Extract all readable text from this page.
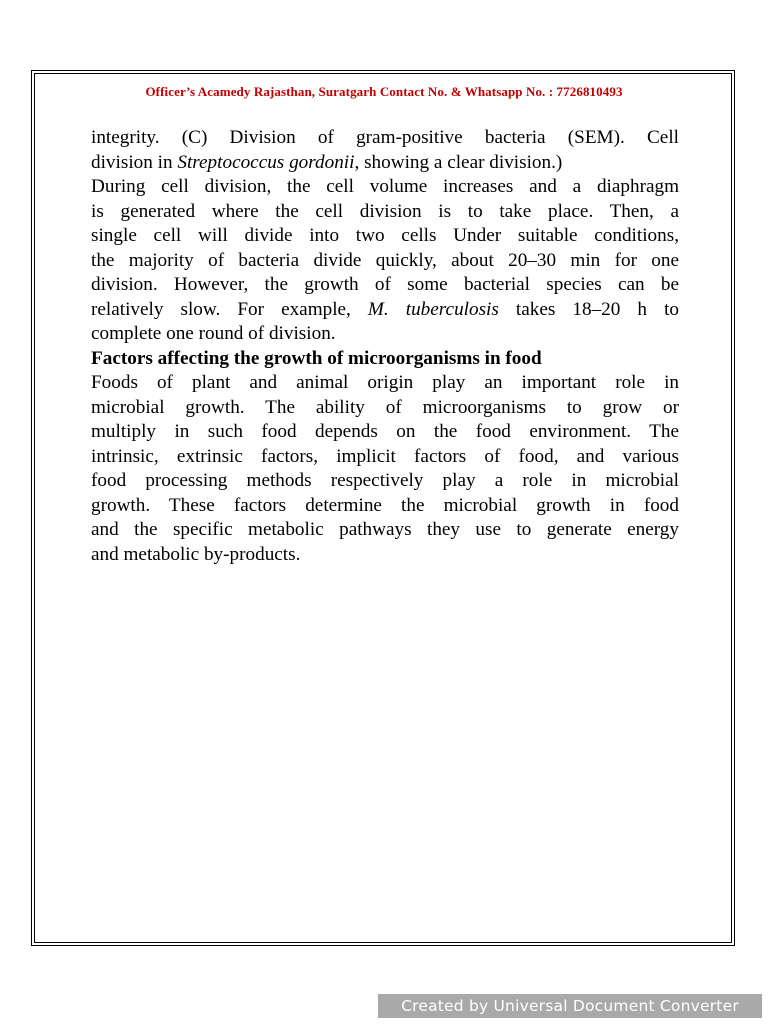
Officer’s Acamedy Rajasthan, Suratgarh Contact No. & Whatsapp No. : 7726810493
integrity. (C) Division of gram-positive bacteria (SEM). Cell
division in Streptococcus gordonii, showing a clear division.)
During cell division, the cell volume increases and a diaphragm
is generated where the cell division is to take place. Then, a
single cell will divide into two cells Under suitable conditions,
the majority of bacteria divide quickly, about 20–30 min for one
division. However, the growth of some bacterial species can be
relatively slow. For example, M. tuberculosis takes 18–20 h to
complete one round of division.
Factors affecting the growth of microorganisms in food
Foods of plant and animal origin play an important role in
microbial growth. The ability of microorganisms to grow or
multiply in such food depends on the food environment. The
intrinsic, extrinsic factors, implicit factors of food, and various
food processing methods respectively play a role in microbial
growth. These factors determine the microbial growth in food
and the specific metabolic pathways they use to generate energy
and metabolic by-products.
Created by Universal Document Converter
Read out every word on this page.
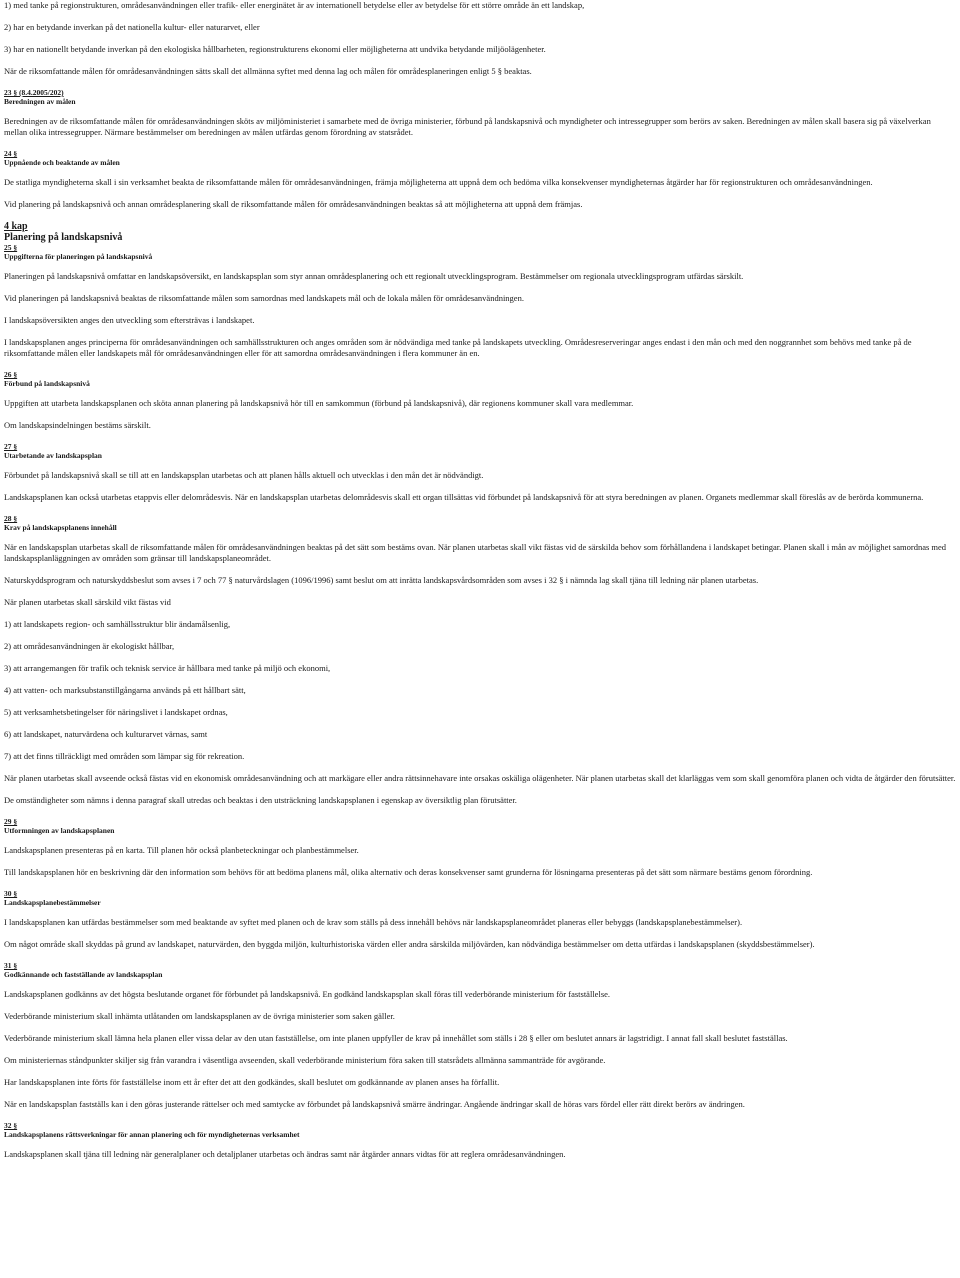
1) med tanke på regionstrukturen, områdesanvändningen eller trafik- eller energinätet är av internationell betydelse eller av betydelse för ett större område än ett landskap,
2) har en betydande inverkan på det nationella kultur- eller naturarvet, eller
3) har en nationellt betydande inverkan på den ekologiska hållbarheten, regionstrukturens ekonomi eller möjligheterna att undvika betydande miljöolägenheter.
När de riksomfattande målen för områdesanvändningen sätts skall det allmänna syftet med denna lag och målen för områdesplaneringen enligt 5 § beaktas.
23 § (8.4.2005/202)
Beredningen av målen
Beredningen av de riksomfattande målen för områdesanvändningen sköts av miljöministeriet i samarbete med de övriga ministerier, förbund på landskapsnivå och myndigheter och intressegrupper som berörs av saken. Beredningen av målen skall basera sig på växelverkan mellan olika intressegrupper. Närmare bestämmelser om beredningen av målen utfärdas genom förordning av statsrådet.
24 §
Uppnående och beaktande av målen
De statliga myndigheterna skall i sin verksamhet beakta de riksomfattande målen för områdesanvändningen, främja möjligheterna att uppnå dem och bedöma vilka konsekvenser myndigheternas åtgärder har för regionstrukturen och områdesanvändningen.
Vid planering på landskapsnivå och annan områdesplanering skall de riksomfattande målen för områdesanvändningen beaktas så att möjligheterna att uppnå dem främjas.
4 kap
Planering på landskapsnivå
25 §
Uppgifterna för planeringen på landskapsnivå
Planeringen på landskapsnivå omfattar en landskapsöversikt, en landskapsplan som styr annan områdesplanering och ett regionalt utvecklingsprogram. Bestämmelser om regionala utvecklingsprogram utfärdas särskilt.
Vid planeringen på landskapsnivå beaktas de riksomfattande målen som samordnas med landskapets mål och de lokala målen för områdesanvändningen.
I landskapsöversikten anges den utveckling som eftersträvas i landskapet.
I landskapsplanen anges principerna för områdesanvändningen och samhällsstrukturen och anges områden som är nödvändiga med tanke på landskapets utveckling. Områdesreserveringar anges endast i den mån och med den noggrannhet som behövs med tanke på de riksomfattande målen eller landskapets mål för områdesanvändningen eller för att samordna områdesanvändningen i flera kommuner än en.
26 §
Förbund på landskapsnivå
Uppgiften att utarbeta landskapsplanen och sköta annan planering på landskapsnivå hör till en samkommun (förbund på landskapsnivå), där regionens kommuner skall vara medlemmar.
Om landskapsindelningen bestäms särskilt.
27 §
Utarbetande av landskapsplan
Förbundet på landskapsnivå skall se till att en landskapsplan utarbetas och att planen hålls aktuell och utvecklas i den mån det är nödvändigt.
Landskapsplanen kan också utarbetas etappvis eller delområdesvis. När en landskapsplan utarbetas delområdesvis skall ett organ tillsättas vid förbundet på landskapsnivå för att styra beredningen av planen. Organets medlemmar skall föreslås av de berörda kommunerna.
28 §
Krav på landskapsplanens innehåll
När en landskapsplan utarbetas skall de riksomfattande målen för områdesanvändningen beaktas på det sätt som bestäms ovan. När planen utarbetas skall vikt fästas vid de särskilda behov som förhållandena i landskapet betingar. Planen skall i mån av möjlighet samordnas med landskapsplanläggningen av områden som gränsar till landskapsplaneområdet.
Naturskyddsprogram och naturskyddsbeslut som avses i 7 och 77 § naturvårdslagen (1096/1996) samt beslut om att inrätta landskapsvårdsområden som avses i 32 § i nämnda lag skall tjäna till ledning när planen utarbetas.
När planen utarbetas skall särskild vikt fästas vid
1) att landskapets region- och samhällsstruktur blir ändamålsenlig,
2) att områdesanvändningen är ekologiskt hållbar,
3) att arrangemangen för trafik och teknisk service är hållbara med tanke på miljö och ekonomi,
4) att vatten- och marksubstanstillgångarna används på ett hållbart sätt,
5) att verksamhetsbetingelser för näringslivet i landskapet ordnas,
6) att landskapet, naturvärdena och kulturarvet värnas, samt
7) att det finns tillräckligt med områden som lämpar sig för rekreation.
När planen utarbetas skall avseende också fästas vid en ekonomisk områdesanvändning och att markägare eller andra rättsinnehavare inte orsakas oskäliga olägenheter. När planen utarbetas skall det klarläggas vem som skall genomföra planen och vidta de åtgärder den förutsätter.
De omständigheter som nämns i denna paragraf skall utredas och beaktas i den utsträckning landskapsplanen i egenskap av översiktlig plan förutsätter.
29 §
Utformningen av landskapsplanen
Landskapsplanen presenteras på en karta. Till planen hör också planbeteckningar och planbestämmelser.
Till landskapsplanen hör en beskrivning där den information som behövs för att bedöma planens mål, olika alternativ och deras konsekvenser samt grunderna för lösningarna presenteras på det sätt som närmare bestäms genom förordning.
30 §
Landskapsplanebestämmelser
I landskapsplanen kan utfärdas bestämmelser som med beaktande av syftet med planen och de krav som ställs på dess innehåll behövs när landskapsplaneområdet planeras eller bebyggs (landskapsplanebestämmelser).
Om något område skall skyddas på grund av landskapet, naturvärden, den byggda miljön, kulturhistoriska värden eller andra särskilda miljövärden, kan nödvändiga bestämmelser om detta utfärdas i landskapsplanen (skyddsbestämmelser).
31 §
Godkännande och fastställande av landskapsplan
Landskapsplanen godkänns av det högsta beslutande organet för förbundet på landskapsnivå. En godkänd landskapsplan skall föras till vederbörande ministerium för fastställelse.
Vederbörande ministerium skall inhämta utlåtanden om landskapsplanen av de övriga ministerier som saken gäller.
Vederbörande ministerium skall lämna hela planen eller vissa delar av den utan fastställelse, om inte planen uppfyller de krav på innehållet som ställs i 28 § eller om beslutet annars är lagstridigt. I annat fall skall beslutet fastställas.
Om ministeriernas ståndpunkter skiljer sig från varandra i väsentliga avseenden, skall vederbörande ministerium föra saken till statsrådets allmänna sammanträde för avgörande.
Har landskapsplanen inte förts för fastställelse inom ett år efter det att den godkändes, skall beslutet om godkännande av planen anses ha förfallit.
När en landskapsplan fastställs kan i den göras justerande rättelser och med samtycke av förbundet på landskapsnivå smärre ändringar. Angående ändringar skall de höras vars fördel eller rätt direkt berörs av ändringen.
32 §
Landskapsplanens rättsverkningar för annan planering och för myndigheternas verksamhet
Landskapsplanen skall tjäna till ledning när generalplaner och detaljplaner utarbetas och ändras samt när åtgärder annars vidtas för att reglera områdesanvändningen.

ABOUT THIS EXERCISE »
Find each line in the material above that carries the string "annars", and copy it.

SOLUTION TO THIS PROBLEM »
Vederbörande ministerium skall lämna hela planen eller vissa delar av den utan fastställelse, om inte planen uppfyller de krav på innehållet som ställs i 28 § eller om beslutet annars är lagstridigt. I annat fall skall beslutet fastställas.
Landskapsplanen skall tjäna till ledning när generalplaner och detaljplaner utarbetas och ändras samt när åtgärder annars vidtas för att reglera områdesanvändningen.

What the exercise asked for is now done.